══ Provided data
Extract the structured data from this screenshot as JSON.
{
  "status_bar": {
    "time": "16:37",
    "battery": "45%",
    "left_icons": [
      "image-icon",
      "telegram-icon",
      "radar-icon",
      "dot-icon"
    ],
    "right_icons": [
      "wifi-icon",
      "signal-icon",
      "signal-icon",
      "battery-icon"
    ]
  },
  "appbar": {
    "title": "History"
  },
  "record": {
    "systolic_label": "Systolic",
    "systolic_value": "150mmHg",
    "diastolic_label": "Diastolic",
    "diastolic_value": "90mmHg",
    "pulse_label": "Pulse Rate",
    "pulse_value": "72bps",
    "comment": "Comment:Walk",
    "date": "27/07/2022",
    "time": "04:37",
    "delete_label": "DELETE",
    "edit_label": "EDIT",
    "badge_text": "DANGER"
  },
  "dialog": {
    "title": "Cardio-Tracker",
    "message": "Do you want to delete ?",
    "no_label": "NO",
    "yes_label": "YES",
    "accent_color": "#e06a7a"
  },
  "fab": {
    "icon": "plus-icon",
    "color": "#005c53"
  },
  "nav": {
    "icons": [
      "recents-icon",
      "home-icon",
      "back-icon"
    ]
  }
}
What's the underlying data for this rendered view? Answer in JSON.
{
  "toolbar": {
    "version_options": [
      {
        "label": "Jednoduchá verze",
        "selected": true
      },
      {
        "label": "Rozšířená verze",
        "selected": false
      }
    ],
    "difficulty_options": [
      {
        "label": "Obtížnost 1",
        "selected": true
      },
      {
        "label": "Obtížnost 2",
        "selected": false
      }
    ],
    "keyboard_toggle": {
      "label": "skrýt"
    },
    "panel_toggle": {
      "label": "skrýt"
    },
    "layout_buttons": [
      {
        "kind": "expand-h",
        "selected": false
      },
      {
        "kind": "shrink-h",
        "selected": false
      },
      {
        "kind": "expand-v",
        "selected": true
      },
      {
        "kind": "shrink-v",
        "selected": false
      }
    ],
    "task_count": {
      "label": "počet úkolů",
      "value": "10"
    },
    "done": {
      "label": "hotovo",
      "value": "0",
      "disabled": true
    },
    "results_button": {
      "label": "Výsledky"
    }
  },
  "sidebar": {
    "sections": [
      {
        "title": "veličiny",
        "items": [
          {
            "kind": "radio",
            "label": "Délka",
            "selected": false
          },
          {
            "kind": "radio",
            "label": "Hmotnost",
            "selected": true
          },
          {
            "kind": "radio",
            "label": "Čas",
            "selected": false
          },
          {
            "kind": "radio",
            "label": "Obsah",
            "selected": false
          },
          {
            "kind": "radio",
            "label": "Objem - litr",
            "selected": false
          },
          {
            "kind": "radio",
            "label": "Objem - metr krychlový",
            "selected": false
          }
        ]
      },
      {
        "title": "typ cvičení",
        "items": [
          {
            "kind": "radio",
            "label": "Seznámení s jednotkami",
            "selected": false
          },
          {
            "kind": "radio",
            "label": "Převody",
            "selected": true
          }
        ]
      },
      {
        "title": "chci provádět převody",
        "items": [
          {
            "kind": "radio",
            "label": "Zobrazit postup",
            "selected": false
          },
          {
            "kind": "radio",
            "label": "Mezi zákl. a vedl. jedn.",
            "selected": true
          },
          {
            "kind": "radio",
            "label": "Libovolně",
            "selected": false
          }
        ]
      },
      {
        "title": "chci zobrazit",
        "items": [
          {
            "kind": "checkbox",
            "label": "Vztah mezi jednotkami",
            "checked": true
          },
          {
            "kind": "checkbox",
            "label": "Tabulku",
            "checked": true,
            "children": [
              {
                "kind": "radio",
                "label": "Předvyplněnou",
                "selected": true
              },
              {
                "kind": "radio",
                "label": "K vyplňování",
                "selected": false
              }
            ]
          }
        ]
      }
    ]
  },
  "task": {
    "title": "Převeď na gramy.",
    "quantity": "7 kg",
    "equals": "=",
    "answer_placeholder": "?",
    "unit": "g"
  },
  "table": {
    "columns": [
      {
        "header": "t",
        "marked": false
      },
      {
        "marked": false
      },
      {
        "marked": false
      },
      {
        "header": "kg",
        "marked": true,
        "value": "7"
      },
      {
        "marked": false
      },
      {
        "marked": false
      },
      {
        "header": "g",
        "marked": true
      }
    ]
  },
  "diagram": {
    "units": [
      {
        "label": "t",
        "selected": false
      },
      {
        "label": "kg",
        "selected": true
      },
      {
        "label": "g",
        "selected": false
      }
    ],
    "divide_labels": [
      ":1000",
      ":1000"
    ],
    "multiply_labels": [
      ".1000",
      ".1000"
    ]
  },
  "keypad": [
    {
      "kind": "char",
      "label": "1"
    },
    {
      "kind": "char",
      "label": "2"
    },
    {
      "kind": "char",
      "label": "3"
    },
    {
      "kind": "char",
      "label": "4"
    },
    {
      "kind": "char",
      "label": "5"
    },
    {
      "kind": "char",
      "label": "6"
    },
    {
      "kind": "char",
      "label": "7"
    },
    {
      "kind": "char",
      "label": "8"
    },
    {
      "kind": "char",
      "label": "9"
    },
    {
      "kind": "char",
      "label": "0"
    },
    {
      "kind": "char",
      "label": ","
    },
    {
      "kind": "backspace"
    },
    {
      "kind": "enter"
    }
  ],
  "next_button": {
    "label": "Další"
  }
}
════
▸ Exercise directions
Return the whole listing exactly, with every line included.

▸ Reply to the exercise
Extract the structured data from this screenshot as JSON.
{
  "status_bar": {
    "time": "16:37",
    "battery": "45%",
    "left_icons": [
      "image-icon",
      "telegram-icon",
      "radar-icon",
      "dot-icon"
    ],
    "right_icons": [
      "wifi-icon",
      "signal-icon",
      "signal-icon",
      "battery-icon"
    ]
  },
  "appbar": {
    "title": "History"
  },
  "record": {
    "systolic_label": "Systolic",
    "systolic_value": "150mmHg",
    "diastolic_label": "Diastolic",
    "diastolic_value": "90mmHg",
    "pulse_label": "Pulse Rate",
    "pulse_value": "72bps",
    "comment": "Comment:Walk",
    "date": "27/07/2022",
    "time": "04:37",
    "delete_label": "DELETE",
    "edit_label": "EDIT",
    "badge_text": "DANGER"
  },
  "dialog": {
    "title": "Cardio-Tracker",
    "message": "Do you want to delete ?",
    "no_label": "NO",
    "yes_label": "YES",
    "accent_color": "#e06a7a"
  },
  "fab": {
    "icon": "plus-icon",
    "color": "#005c53"
  },
  "nav": {
    "icons": [
      "recents-icon",
      "home-icon",
      "back-icon"
    ]
  }
}
What's the underlying data for this rendered view? Answer in JSON.
{
  "toolbar": {
    "version_options": [
      {
        "label": "Jednoduchá verze",
        "selected": true
      },
      {
        "label": "Rozšířená verze",
        "selected": false
      }
    ],
    "difficulty_options": [
      {
        "label": "Obtížnost 1",
        "selected": true
      },
      {
        "label": "Obtížnost 2",
        "selected": false
      }
    ],
    "keyboard_toggle": {
      "label": "skrýt"
    },
    "panel_toggle": {
      "label": "skrýt"
    },
    "layout_buttons": [
      {
        "kind": "expand-h",
        "selected": false
      },
      {
        "kind": "shrink-h",
        "selected": false
      },
      {
        "kind": "expand-v",
        "selected": true
      },
      {
        "kind": "shrink-v",
        "selected": false
      }
    ],
    "task_count": {
      "label": "počet úkolů",
      "value": "10"
    },
    "done": {
      "label": "hotovo",
      "value": "0",
      "disabled": true
    },
    "results_button": {
      "label": "Výsledky"
    }
  },
  "sidebar": {
    "sections": [
      {
        "title": "veličiny",
        "items": [
          {
            "kind": "radio",
            "label": "Délka",
            "selected": false
          },
          {
            "kind": "radio",
            "label": "Hmotnost",
            "selected": true
          },
          {
            "kind": "radio",
            "label": "Čas",
            "selected": false
          },
          {
            "kind": "radio",
            "label": "Obsah",
            "selected": false
          },
          {
            "kind": "radio",
            "label": "Objem - litr",
            "selected": false
          },
          {
            "kind": "radio",
            "label": "Objem - metr krychlový",
            "selected": false
          }
        ]
      },
      {
        "title": "typ cvičení",
        "items": [
          {
            "kind": "radio",
            "label": "Seznámení s jednotkami",
            "selected": false
          },
          {
            "kind": "radio",
            "label": "Převody",
            "selected": true
          }
        ]
      },
      {
        "title": "chci provádět převody",
        "items": [
          {
            "kind": "radio",
            "label": "Zobrazit postup",
            "selected": false
          },
          {
            "kind": "radio",
            "label": "Mezi zákl. a vedl. jedn.",
            "selected": true
          },
          {
            "kind": "radio",
            "label": "Libovolně",
            "selected": false
          }
        ]
      },
      {
        "title": "chci zobrazit",
        "items": [
          {
            "kind": "checkbox",
            "label": "Vztah mezi jednotkami",
            "checked": true
          },
          {
            "kind": "checkbox",
            "label": "Tabulku",
            "checked": true,
            "children": [
              {
                "kind": "radio",
                "label": "Předvyplněnou",
                "selected": true
              },
              {
                "kind": "radio",
                "label": "K vyplňování",
                "selected": false
              }
            ]
          }
        ]
      }
    ]
  },
  "task": {
    "title": "Převeď na gramy.",
    "quantity": "7 kg",
    "equals": "=",
    "answer_placeholder": "?",
    "unit": "g"
  },
  "table": {
    "columns": [
      {
        "header": "t",
        "marked": false
      },
      {
        "marked": false
      },
      {
        "marked": false
      },
      {
        "header": "kg",
        "marked": true,
        "value": "7"
      },
      {
        "marked": false
      },
      {
        "marked": false
      },
      {
        "header": "g",
        "marked": true
      }
    ]
  },
  "diagram": {
    "units": [
      {
        "label": "t",
        "selected": false
      },
      {
        "label": "kg",
        "selected": true
      },
      {
        "label": "g",
        "selected": false
      }
    ],
    "divide_labels": [
      ":1000",
      ":1000"
    ],
    "multiply_labels": [
      ".1000",
      ".1000"
    ]
  },
  "keypad": [
    {
      "kind": "char",
      "label": "1"
    },
    {
      "kind": "char",
      "label": "2"
    },
    {
      "kind": "char",
      "label": "3"
    },
    {
      "kind": "char",
      "label": "4"
    },
    {
      "kind": "char",
      "label": "5"
    },
    {
      "kind": "char",
      "label": "6"
    },
    {
      "kind": "char",
      "label": "7"
    },
    {
      "kind": "char",
      "label": "8"
    },
    {
      "kind": "char",
      "label": "9"
    },
    {
      "kind": "char",
      "label": "0"
    },
    {
      "kind": "char",
      "label": ","
    },
    {
      "kind": "backspace"
    },
    {
      "kind": "enter"
    }
  ],
  "next_button": {
    "label": "Další"
  }
}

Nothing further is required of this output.